§ Data extract:
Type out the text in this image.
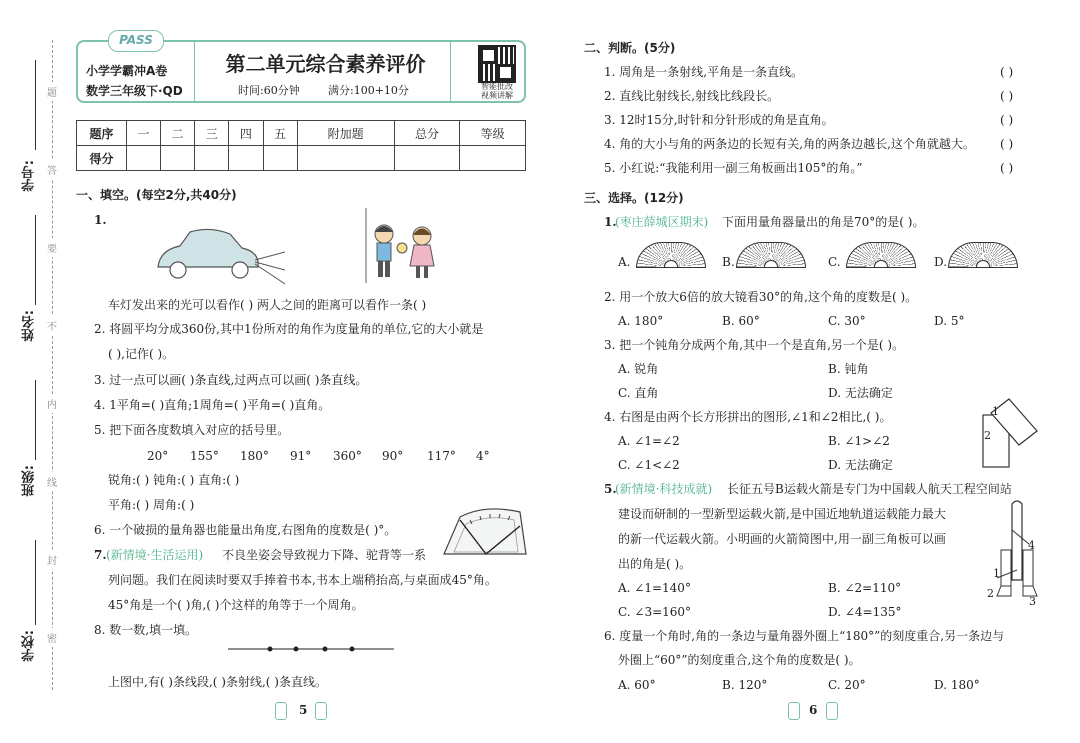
学号:
姓名:
班级:
学校:
题
答
要
不
内
线
封
密
PASS
小学学霸冲A卷
数学三年级下·QD
第二单元综合素养评价
时间:60分钟	满分:100+10分	智能批改
视频讲解
题序	一	二	三	四	五	附加题	总分	等级
得分								
一、填空。(每空2分,共40分)
1.
车灯发出来的光可以看作( ) 两人之间的距离可以看作一条( )
2. 将圆平均分成360份,其中1份所对的角作为度量角的单位,它的大小就是
( ),记作( )。
3. 过一点可以画( )条直线,过两点可以画( )条直线。
4. 1平角=( )直角;1周角=( )平角=( )直角。
5. 把下面各度数填入对应的括号里。
20° 155° 180° 91° 360° 90° 117° 4°
锐角:( ) 钝角:( ) 直角:( )
平角:( ) 周角:( )
6. 一个破损的量角器也能量出角度,右图角的度数是( )°。
7. (新情境·生活运用) 不良坐姿会导致视力下降、驼背等一系
列问题。我们在阅读时要双手捧着书本,书本上端稍抬高,与桌面成45°角。
45°角是一个( )角,( )个这样的角等于一个周角。
8. 数一数,填一填。
上图中,有( )条线段,( )条射线,( )条直线。
5
二、判断。(5分)
1. 周角是一条射线,平角是一条直线。	( )
2. 直线比射线长,射线比线段长。	( )
3. 12时15分,时针和分针形成的角是直角。	( )
4. 角的大小与角的两条边的长短有关,角的两条边越长,这个角就越大。 ( )
5. 小红说:“我能利用一副三角板画出105°的角。”	( )
三、选择。(12分)
1.
(枣庄薛城区期末) 下面用量角器量出的角是70°的是( )。
A.	B.	C.	D.
2. 用一个放大6倍的放大镜看30°的角,这个角的度数是( )。
A. 180°	B. 60°	C. 30°	D. 5°
3. 把一个钝角分成两个角,其中一个是直角,另一个是( )。
A. 锐角	B. 钝角
C. 直角	D. 无法确定
4. 右图是由两个长方形拼出的图形,∠1和∠2相比,( )。
A. ∠1=∠2	B. ∠1>∠2
C. ∠1<∠2	D. 无法确定
1
2
5.
(新情境·科技成就) 长征五号B运载火箭是专门为中国载人航天工程空间站
建设而研制的一型新型运载火箭,是中国近地轨道运载能力最大
的新一代运载火箭。小明画的火箭简图中,用一副三角板可以画
出的角是( )。
4
1
2
3
A. ∠1=140°	B. ∠2=110°
C. ∠3=160°	D. ∠4=135°
6. 度量一个角时,角的一条边与量角器外圈上“180°”的刻度重合,另一条边与
外圈上“60°”的刻度重合,这个角的度数是( )。
A. 60°	B. 120°	C. 20°	D. 180°
6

§ Goal: Write out all the entries again, word for word, and print no images.

§ Solution below:
Type out the text in this image.
学号:
姓名:
班级:
学校:
题
答
要
不
内
线
封
密
PASS
小学学霸冲A卷
数学三年级下·QD
第二单元综合素养评价
时间:60分钟	满分:100+10分	智能批改
视频讲解
题序	一	二	三	四	五	附加题	总分	等级
得分								
一、填空。(每空2分,共40分)
1.
车灯发出来的光可以看作( ) 两人之间的距离可以看作一条( )
2. 将圆平均分成360份,其中1份所对的角作为度量角的单位,它的大小就是
( ),记作( )。
3. 过一点可以画( )条直线,过两点可以画( )条直线。
4. 1平角=( )直角;1周角=( )平角=( )直角。
5. 把下面各度数填入对应的括号里。
20° 155° 180° 91° 360° 90° 117° 4°
锐角:( ) 钝角:( ) 直角:( )
平角:( ) 周角:( )
6. 一个破损的量角器也能量出角度,右图角的度数是( )°。
7. (新情境·生活运用) 不良坐姿会导致视力下降、驼背等一系
列问题。我们在阅读时要双手捧着书本,书本上端稍抬高,与桌面成45°角。
45°角是一个( )角,( )个这样的角等于一个周角。
8. 数一数,填一填。
上图中,有( )条线段,( )条射线,( )条直线。
5
二、判断。(5分)
1. 周角是一条射线,平角是一条直线。	( )
2. 直线比射线长,射线比线段长。	( )
3. 12时15分,时针和分针形成的角是直角。	( )
4. 角的大小与角的两条边的长短有关,角的两条边越长,这个角就越大。 ( )
5. 小红说:“我能利用一副三角板画出105°的角。”	( )
三、选择。(12分)
1.
(枣庄薛城区期末) 下面用量角器量出的角是70°的是( )。
A.	B.	C.	D.
2. 用一个放大6倍的放大镜看30°的角,这个角的度数是( )。
A. 180°	B. 60°	C. 30°	D. 5°
3. 把一个钝角分成两个角,其中一个是直角,另一个是( )。
A. 锐角	B. 钝角
C. 直角	D. 无法确定
4. 右图是由两个长方形拼出的图形,∠1和∠2相比,( )。
A. ∠1=∠2	B. ∠1>∠2
C. ∠1<∠2	D. 无法确定
1
2
5.
(新情境·科技成就) 长征五号B运载火箭是专门为中国载人航天工程空间站
建设而研制的一型新型运载火箭,是中国近地轨道运载能力最大
的新一代运载火箭。小明画的火箭简图中,用一副三角板可以画
出的角是( )。
4
1
2
3
A. ∠1=140°	B. ∠2=110°
C. ∠3=160°	D. ∠4=135°
6. 度量一个角时,角的一条边与量角器外圈上“180°”的刻度重合,另一条边与
外圈上“60°”的刻度重合,这个角的度数是( )。
A. 60°	B. 120°	C. 20°	D. 180°
6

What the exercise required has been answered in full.